## WHAT YOU NEED TO DO
Pull out every line in the data that has the string "gradient" in it.

##### DATA FOR THIS TASK

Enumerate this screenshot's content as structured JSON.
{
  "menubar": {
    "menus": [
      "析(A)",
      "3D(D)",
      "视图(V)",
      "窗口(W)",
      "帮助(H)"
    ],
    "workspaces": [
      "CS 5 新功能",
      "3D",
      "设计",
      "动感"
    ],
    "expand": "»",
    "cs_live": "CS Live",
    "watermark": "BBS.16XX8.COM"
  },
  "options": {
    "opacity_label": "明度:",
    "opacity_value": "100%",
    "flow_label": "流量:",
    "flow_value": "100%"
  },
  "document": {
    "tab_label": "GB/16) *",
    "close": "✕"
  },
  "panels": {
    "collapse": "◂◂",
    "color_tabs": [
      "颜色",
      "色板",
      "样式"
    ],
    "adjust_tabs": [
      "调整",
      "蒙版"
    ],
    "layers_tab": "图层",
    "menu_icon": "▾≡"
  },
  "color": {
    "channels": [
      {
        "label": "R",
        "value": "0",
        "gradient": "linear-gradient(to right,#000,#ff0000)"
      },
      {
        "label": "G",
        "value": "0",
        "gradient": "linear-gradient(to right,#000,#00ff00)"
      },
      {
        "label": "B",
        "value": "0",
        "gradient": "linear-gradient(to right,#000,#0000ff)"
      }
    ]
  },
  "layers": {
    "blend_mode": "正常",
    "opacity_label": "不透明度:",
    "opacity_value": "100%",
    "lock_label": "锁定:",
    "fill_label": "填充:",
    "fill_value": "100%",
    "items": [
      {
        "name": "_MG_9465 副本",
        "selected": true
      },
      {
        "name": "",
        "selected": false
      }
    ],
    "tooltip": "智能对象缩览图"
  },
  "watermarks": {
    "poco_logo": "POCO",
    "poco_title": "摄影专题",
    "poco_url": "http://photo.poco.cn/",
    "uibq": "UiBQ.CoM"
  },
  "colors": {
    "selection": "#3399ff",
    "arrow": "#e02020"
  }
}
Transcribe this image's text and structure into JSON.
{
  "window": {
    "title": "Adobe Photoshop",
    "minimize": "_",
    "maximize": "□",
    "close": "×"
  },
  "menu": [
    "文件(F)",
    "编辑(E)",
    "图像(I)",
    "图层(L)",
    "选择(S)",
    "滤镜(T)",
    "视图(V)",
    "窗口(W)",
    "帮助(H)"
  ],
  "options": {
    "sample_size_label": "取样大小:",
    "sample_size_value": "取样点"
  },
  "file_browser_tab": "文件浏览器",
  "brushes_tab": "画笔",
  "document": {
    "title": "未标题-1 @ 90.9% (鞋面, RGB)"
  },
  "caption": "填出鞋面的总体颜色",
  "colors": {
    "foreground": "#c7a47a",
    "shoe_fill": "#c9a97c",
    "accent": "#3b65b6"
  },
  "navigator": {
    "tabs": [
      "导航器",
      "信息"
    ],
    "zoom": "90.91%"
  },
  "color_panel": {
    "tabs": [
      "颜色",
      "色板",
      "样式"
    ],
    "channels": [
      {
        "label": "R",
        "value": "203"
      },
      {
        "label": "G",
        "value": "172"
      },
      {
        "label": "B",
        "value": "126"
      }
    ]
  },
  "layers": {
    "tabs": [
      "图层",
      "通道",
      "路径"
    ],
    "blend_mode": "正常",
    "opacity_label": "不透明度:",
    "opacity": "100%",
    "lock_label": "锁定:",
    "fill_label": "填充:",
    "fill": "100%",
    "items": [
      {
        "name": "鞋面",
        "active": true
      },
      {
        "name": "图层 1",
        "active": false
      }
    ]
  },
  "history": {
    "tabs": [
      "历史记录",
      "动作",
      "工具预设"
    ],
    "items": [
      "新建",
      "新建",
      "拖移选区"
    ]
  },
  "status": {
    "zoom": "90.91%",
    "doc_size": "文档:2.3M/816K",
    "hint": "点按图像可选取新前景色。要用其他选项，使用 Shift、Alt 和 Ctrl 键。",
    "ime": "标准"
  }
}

##########

## RESULT
        "gradient": "linear-gradient(to right,#000,#ff0000)"
        "gradient": "linear-gradient(to right,#000,#00ff00)"
        "gradient": "linear-gradient(to right,#000,#0000ff)"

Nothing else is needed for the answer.